> _OBJECTIVE_: From the records below, pull each line that has "JSON".
● ● ● ● ● ● ●
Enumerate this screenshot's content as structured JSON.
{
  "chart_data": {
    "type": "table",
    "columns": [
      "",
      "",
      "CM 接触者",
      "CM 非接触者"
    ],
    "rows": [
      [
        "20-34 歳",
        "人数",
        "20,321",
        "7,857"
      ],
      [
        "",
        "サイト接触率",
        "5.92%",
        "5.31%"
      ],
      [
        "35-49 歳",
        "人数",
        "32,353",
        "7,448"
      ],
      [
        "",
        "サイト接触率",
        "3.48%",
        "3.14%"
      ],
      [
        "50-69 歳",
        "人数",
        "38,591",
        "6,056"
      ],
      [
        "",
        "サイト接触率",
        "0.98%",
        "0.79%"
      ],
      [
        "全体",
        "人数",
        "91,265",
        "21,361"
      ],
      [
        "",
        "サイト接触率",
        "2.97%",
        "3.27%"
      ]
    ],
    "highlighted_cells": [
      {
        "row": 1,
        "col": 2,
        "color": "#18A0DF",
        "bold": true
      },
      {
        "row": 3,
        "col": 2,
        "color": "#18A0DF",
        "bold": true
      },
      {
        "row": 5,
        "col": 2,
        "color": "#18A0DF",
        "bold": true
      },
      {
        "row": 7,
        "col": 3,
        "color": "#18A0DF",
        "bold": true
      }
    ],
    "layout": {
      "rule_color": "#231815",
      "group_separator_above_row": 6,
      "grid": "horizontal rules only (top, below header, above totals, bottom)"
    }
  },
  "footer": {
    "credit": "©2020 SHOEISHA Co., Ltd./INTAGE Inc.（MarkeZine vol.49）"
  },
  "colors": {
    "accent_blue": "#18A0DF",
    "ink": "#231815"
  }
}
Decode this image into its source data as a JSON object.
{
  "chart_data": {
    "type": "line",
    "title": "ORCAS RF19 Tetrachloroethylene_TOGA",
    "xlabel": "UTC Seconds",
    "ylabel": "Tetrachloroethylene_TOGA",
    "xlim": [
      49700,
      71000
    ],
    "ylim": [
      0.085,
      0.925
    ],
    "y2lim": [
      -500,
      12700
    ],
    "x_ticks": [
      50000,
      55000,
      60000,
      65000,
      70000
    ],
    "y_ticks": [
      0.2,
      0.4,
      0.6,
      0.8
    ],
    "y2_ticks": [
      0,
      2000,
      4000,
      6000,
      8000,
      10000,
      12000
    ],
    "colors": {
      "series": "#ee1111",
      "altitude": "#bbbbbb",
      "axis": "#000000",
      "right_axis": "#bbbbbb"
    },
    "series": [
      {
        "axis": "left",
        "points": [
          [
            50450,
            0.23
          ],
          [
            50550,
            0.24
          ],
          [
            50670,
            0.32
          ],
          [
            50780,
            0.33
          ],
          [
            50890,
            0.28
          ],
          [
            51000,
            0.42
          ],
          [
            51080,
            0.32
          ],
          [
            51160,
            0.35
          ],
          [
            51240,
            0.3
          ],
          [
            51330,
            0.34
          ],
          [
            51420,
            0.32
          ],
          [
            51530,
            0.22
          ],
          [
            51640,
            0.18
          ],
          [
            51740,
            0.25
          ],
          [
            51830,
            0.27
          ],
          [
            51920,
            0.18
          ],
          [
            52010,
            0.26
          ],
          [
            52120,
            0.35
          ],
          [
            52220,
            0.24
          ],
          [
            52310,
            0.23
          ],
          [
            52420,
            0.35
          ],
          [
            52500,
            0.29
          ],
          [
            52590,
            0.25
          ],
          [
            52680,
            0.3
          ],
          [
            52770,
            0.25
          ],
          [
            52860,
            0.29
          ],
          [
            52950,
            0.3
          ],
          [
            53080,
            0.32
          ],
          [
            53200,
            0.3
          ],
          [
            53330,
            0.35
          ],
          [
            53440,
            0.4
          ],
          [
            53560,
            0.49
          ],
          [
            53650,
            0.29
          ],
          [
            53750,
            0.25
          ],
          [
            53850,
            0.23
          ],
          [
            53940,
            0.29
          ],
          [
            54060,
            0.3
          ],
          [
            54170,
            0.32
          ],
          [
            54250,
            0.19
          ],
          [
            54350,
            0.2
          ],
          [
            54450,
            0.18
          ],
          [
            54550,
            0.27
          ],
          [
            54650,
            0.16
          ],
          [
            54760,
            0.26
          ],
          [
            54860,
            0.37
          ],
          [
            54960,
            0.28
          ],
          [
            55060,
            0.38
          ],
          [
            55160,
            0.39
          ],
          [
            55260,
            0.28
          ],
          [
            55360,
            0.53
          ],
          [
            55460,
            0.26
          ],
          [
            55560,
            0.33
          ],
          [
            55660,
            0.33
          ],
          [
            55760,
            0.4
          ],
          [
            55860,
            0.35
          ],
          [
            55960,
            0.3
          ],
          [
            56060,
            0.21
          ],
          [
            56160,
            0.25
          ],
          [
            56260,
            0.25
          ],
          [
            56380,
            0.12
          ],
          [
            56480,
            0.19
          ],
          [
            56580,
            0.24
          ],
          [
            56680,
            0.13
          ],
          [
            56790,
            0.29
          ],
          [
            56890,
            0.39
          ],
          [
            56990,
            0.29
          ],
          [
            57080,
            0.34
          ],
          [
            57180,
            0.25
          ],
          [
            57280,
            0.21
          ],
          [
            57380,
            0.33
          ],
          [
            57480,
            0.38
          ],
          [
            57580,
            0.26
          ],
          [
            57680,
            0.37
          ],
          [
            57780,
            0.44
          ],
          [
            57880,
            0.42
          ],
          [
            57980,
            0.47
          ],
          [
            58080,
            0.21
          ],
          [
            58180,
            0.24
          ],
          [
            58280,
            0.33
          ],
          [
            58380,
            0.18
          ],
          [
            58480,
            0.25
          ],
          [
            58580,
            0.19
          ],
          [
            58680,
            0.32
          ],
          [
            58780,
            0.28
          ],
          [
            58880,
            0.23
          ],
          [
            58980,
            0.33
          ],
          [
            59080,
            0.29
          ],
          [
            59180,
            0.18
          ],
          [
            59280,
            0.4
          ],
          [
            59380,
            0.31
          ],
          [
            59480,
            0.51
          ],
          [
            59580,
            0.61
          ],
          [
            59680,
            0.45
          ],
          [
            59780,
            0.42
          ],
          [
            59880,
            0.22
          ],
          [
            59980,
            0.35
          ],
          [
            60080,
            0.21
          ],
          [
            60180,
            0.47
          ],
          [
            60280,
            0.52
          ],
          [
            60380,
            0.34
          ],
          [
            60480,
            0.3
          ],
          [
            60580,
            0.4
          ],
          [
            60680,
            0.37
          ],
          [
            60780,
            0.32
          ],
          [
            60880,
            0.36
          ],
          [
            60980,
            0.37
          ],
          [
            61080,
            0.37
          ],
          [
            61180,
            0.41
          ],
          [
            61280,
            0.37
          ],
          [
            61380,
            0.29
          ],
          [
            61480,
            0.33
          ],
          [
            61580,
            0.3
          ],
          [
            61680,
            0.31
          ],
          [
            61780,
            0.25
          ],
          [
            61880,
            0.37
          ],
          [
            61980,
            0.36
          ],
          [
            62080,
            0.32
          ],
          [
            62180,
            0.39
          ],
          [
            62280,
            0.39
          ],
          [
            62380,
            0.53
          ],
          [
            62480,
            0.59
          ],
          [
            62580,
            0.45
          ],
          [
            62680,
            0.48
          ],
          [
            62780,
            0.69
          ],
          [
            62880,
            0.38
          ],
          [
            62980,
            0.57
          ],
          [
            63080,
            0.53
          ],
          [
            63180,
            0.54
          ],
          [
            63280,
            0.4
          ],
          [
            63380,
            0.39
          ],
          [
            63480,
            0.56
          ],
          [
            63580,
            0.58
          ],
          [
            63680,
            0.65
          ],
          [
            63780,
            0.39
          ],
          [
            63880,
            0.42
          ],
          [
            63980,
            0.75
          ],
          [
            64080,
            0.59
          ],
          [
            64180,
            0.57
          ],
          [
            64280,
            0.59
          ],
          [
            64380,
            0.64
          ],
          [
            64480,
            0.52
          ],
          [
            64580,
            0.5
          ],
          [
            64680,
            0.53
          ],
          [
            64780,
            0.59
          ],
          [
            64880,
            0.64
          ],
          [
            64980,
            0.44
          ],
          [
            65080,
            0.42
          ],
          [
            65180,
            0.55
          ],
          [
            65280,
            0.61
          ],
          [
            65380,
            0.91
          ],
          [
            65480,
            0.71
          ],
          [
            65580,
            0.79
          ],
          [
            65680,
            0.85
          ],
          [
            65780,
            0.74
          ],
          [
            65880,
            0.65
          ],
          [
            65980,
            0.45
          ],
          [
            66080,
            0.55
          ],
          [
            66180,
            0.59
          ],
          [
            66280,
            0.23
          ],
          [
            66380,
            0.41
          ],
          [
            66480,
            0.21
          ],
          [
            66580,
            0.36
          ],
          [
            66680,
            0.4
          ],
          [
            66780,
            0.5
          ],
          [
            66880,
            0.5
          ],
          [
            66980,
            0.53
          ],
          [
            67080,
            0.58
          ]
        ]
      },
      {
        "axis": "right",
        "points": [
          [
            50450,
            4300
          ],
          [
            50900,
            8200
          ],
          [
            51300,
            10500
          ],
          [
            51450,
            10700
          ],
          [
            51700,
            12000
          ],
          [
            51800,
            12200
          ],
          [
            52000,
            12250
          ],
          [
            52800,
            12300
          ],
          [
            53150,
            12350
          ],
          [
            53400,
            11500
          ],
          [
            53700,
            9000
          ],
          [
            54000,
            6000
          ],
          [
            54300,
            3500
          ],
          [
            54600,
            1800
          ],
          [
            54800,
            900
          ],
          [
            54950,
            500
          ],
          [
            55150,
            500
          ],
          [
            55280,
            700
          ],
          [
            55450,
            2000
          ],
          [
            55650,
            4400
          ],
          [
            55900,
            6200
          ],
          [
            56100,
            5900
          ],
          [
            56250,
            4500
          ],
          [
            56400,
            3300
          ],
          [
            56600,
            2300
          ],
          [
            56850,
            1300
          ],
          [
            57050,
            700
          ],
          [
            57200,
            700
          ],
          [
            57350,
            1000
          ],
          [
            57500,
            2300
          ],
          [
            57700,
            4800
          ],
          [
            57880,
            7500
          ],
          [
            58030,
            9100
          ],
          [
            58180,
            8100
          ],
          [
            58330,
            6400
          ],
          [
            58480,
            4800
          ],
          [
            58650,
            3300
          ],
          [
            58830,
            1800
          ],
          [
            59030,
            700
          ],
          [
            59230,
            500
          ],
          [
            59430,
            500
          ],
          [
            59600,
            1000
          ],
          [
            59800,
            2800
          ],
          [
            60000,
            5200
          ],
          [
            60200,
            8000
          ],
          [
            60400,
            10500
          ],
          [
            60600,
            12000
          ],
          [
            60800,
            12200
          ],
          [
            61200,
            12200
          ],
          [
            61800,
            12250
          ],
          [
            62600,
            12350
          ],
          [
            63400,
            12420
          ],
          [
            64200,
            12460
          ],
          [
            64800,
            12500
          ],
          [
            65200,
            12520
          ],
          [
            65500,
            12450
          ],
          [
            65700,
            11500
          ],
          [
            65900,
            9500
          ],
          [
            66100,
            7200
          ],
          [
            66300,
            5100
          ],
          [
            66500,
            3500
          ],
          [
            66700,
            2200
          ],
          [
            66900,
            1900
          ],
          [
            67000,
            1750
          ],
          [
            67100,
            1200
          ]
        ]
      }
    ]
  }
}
● ● ● ● ● ● ●
> _SOLUTION_:
Enumerate this screenshot's content as structured JSON.
Decode this image into its source data as a JSON object.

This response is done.